_What this task involves_: Look for the word "nommés" in each line and report the count of matching lines, with nothing added.

Stored dataset items:

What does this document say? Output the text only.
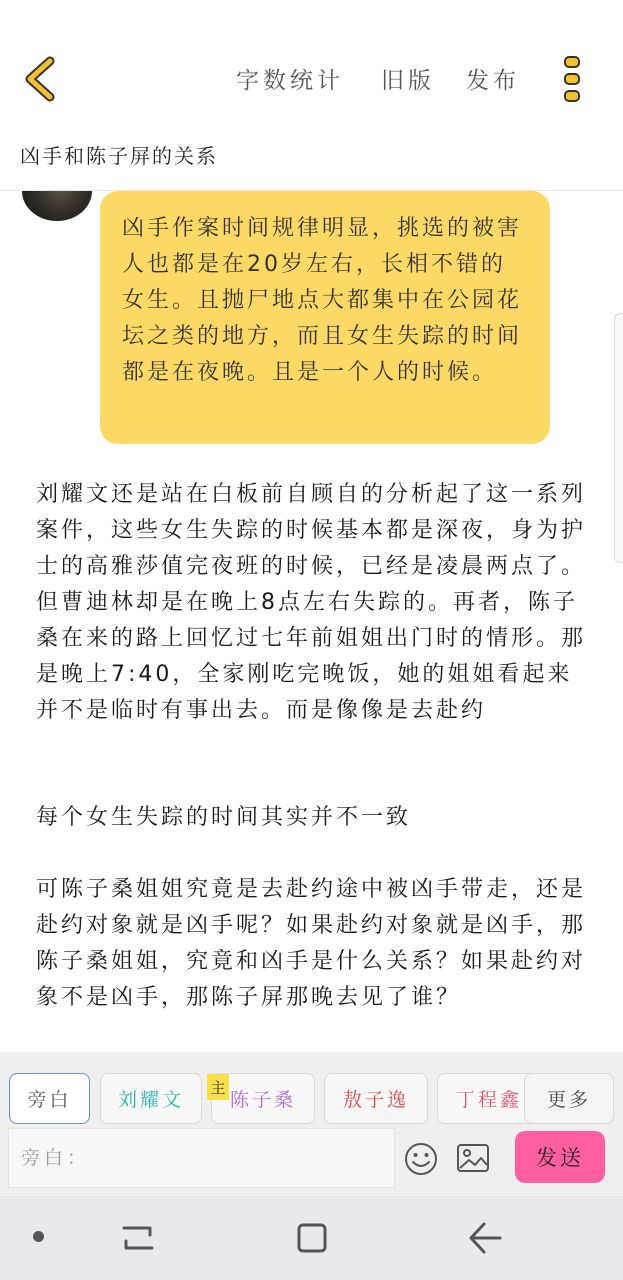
字数统计 旧版 发布
凶手和陈子屏的关系
凶手作案时间规律明显，挑选的被害人也都是在20岁左右，长相不错的女生。且抛尸地点大都集中在公园花坛之类的地方，而且女生失踪的时间都是在夜晚。且是一个人的时候。
刘耀文还是站在白板前自顾自的分析起了这一系列案件，这些女生失踪的时候基本都是深夜，身为护士的高雅莎值完夜班的时候，已经是凌晨两点了。但曹迪林却是在晚上8点左右失踪的。再者，陈子桑在来的路上回忆过七年前姐姐出门时的情形。那是晚上7:40，全家刚吃完晚饭，她的姐姐看起来并不是临时有事出去。而是像像是去赴约
每个女生失踪的时间其实并不一致
可陈子桑姐姐究竟是去赴约途中被凶手带走，还是赴约对象就是凶手呢？如果赴约对象就是凶手，那陈子桑姐姐，究竟和凶手是什么关系？如果赴约对象不是凶手，那陈子屏那晚去见了谁？
旁白 刘耀文 陈子桑
主
敖子逸 丁程鑫 更多
旁白：
发送
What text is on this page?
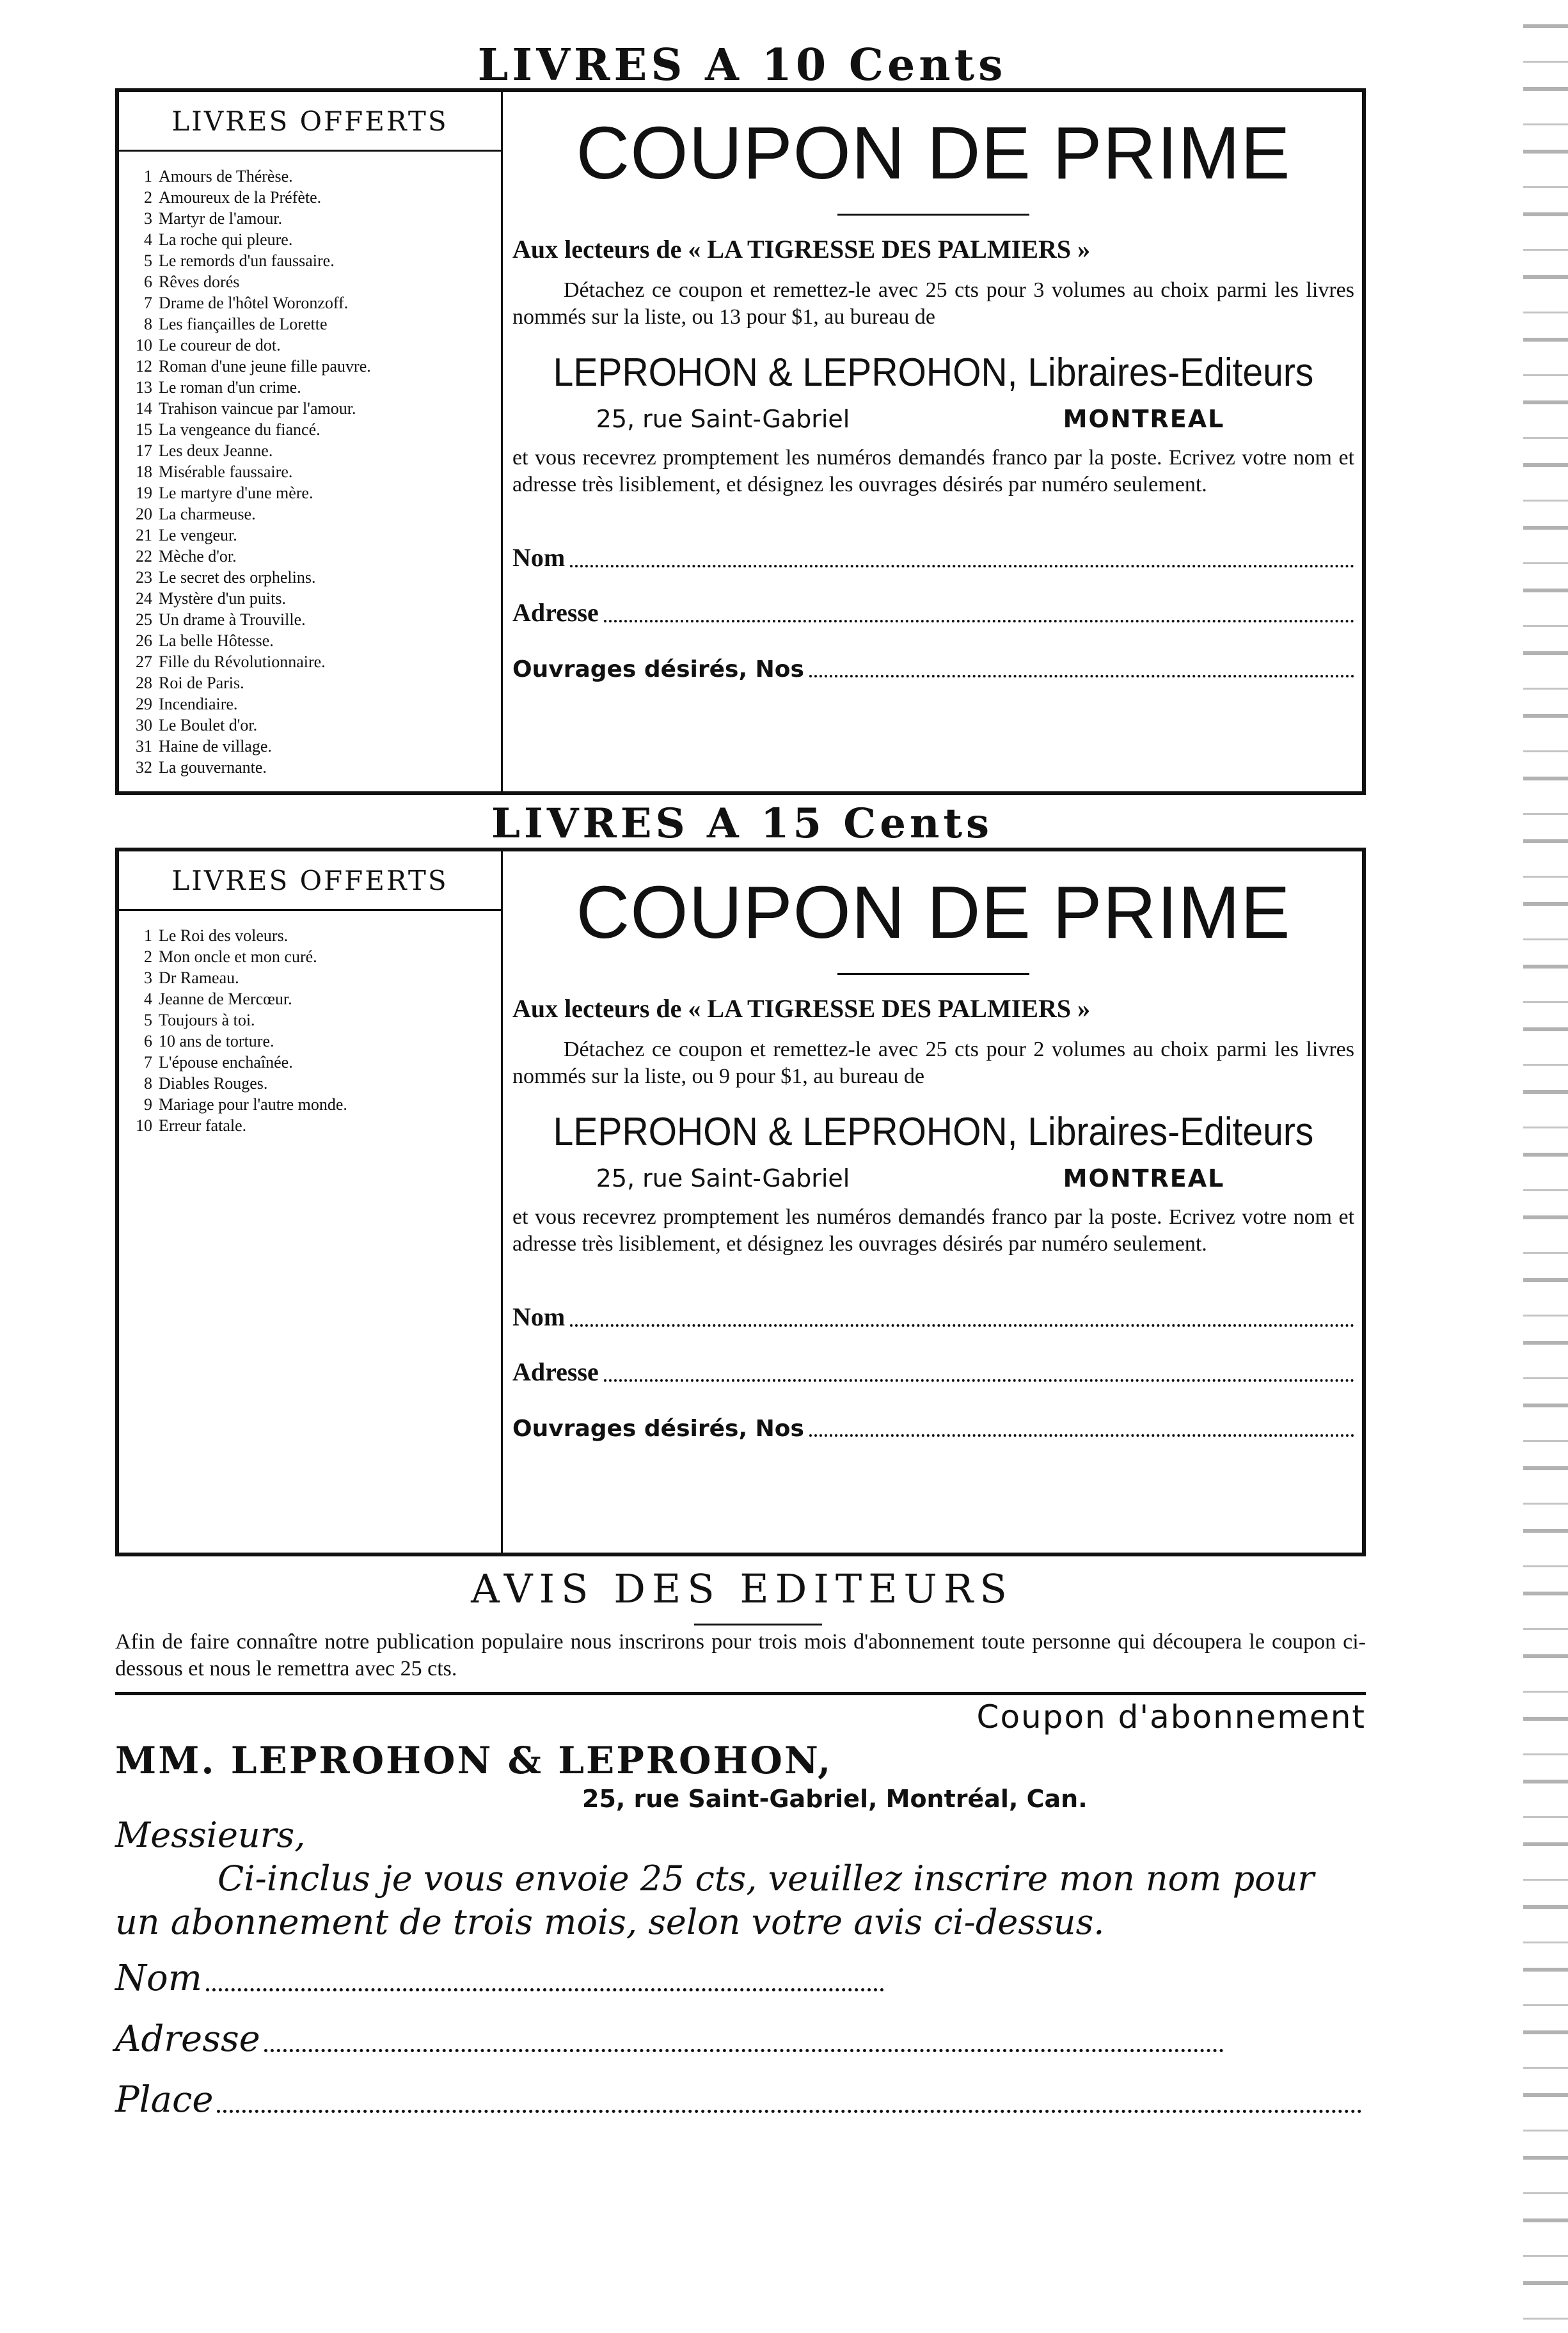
LIVRES A 10 Cents
LIVRES OFFERTS
1 Amours de Thérèse.
2 Amoureux de la Préfète.
3 Martyr de l'amour.
4 La roche qui pleure.
5 Le remords d'un faussaire.
6 Rêves dorés
7 Drame de l'hôtel Woronzoff.
8 Les fiançailles de Lorette
10 Le coureur de dot.
12 Roman d'une jeune fille pauvre.
13 Le roman d'un crime.
14 Trahison vaincue par l'amour.
15 La vengeance du fiancé.
17 Les deux Jeanne.
18 Misérable faussaire.
19 Le martyre d'une mère.
20 La charmeuse.
21 Le vengeur.
22 Mèche d'or.
23 Le secret des orphelins.
24 Mystère d'un puits.
25 Un drame à Trouville.
26 La belle Hôtesse.
27 Fille du Révolutionnaire.
28 Roi de Paris.
29 Incendiaire.
30 Le Boulet d'or.
31 Haine de village.
32 La gouvernante.
COUPON DE PRIME

Aux lecteurs de « LA TIGRESSE DES PALMIERS »

Détachez ce coupon et remettez-le avec 25 cts pour 3 volumes au choix parmi les livres nommés sur la liste, ou 13 pour $1, au bureau de

LEPROHON & LEPROHON, Libraires-Editeurs
25, rue Saint-Gabriel	MONTREAL

et vous recevrez promptement les numéros demandés franco par la poste. Ecrivez votre nom et adresse très lisiblement, et désignez les ouvrages désirés par numéro seulement.

Nom
Adresse
Ouvrages désirés, Nos
LIVRES A 15 Cents
LIVRES OFFERTS
1 Le Roi des voleurs.
2 Mon oncle et mon curé.
3 Dr Rameau.
4 Jeanne de Mercœur.
5 Toujours à toi.
6 10 ans de torture.
7 L'épouse enchaînée.
8 Diables Rouges.
9 Mariage pour l'autre monde.
10 Erreur fatale.
COUPON DE PRIME

Aux lecteurs de « LA TIGRESSE DES PALMIERS »

Détachez ce coupon et remettez-le avec 25 cts pour 2 volumes au choix parmi les livres nommés sur la liste, ou 9 pour $1, au bureau de

LEPROHON & LEPROHON, Libraires-Editeurs
25, rue Saint-Gabriel	MONTREAL

et vous recevrez promptement les numéros demandés franco par la poste. Ecrivez votre nom et adresse très lisiblement, et désignez les ouvrages désirés par numéro seulement.

Nom
Adresse
Ouvrages désirés, Nos
AVIS DES EDITEURS

Afin de faire connaître notre publication populaire nous inscrirons pour trois mois d'abonnement toute personne qui découpera le coupon ci-dessous et nous le remettra avec 25 cts.

Coupon d'abonnement
MM. LEPROHON & LEPROHON,
25, rue Saint-Gabriel, Montréal, Can.

Messieurs,

Ci-inclus je vous envoie 25 cts, veuillez inscrire mon nom pour un abonnement de trois mois, selon votre avis ci-dessus.

Nom
Adresse
Place
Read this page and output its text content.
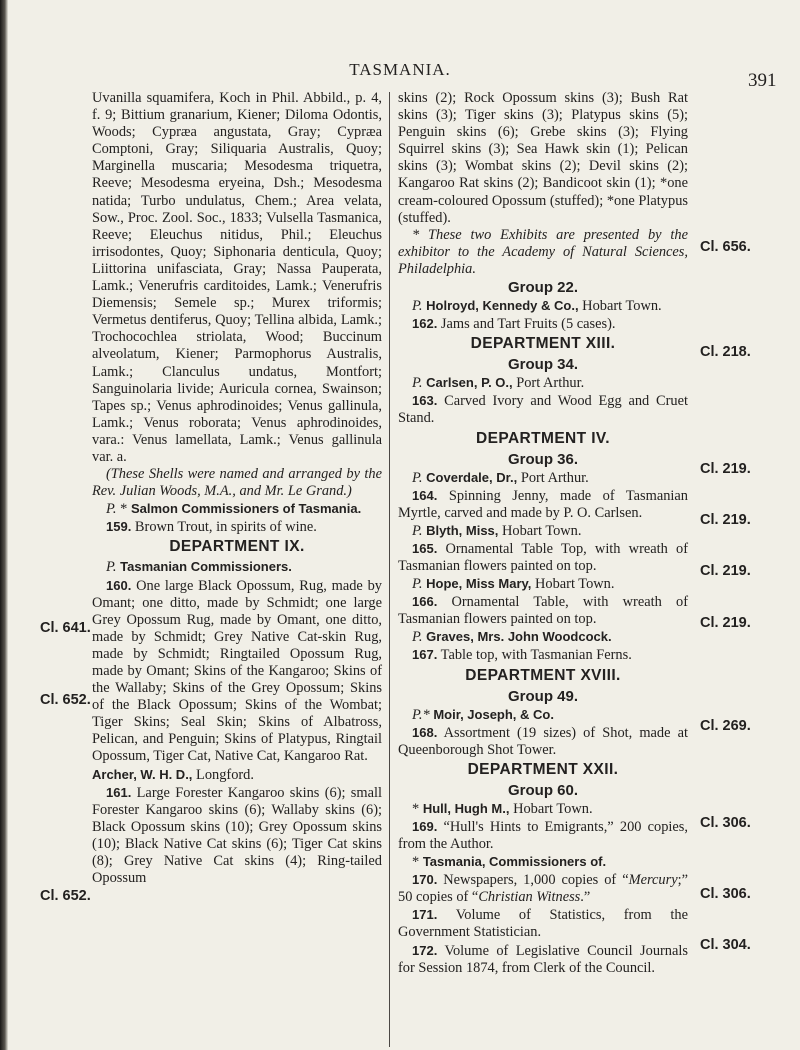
TASMANIA.
391
Cl. 641.
Cl. 652.
Cl. 652.
Cl. 656.
Cl. 218.
Cl. 219.
Cl. 219.
Cl. 219.
Cl. 219.
Cl. 269.
Cl. 306.
Cl. 306.
Cl. 304.

Uvanilla squamifera, Koch in Phil. Abbild., p. 4, f. 9; Bittium granarium, Kiener; Diloma Odontis, Woods; Cypræa angustata, Gray; Cypræa Comptoni, Gray; Siliquaria Australis, Quoy; Marginella muscaria; Mesodesma triquetra, Reeve; Mesodesma eryeina, Dsh.; Mesodesma natida; Turbo undulatus, Chem.; Area velata, Sow., Proc. Zool. Soc., 1833; Vulsella Tasmanica, Reeve; Eleuchus nitidus, Phil.; Eleuchus irrisodontes, Quoy; Siphonaria denticula, Quoy; Liittorina unifasciata, Gray; Nassa Pauperata, Lamk.; Venerufris carditoides, Lamk.; Venerufris Diemensis; Semele sp.; Murex triformis; Vermetus dentiferus, Quoy; Tellina albida, Lamk.; Trochocochlea striolata, Wood; Buccinum alveolatum, Kiener; Parmophorus Australis, Lamk.; Clanculus undatus, Montfort; Sanguinolaria livide; Auricula cornea, Swainson; Tapes sp.; Venus aphrodinoides; Venus gallinula, Lamk.; Venus roborata; Venus aphrodinoides, vara.: Venus lamellata, Lamk.; Venus gallinula var. a.

(These Shells were named and arranged by the Rev. Julian Woods, M.A., and Mr. Le Grand.)

P. * Salmon Commissioners of Tasmania.

159. Brown Trout, in spirits of wine.

DEPARTMENT IX.

P. Tasmanian Commissioners.

160. One large Black Opossum, Rug, made by Omant; one ditto, made by Schmidt; one large Grey Opossum Rug, made by Omant, one ditto, made by Schmidt; Grey Native Cat-skin Rug, made by Schmidt; Ringtailed Opossum Rug, made by Omant; Skins of the Kangaroo; Skins of the Wallaby; Skins of the Grey Opossum; Skins of the Black Opossum; Skins of the Wombat; Tiger Skins; Seal Skin; Skins of Albatross, Pelican, and Penguin; Skins of Platypus, Ringtail Opossum, Tiger Cat, Native Cat, Kangaroo Rat.

Archer, W. H. D., Longford.

161. Large Forester Kangaroo skins (6); small Forester Kangaroo skins (6); Wallaby skins (6); Black Opossum skins (10); Grey Opossum skins (10); Black Native Cat skins (6); Tiger Cat skins (8); Grey Native Cat skins (4); Ring-tailed Opossum

skins (2); Rock Opossum skins (3); Bush Rat skins (3); Tiger skins (3); Platypus skins (5); Penguin skins (6); Grebe skins (3); Flying Squirrel skins (3); Sea Hawk skin (1); Pelican skins (3); Wombat skins (2); Devil skins (2); Kangaroo Rat skins (2); Bandicoot skin (1); *one cream-coloured Opossum (stuffed); *one Platypus (stuffed).

* These two Exhibits are presented by the exhibitor to the Academy of Natural Sciences, Philadelphia.

Group 22.

P. Holroyd, Kennedy & Co., Hobart Town.

162. Jams and Tart Fruits (5 cases).

DEPARTMENT XIII.

Group 34.

P. Carlsen, P. O., Port Arthur.

163. Carved Ivory and Wood Egg and Cruet Stand.

DEPARTMENT IV.

Group 36.

P. Coverdale, Dr., Port Arthur.

164. Spinning Jenny, made of Tasmanian Myrtle, carved and made by P. O. Carlsen.

P. Blyth, Miss, Hobart Town.

165. Ornamental Table Top, with wreath of Tasmanian flowers painted on top.

P. Hope, Miss Mary, Hobart Town.

166. Ornamental Table, with wreath of Tasmanian flowers painted on top.

P. Graves, Mrs. John Woodcock.

167. Table top, with Tasmanian Ferns.

DEPARTMENT XVIII.

Group 49.

P.* Moir, Joseph, & Co.

168. Assortment (19 sizes) of Shot, made at Queenborough Shot Tower.

DEPARTMENT XXII.

Group 60.

* Hull, Hugh M., Hobart Town.

169. “Hull's Hints to Emigrants,” 200 copies, from the Author.

* Tasmania, Commissioners of.

170. Newspapers, 1,000 copies of “Mercury;” 50 copies of “Christian Witness.”

171. Volume of Statistics, from the Government Statistician.

172. Volume of Legislative Council Journals for Session 1874, from Clerk of the Council.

_Full output_: 2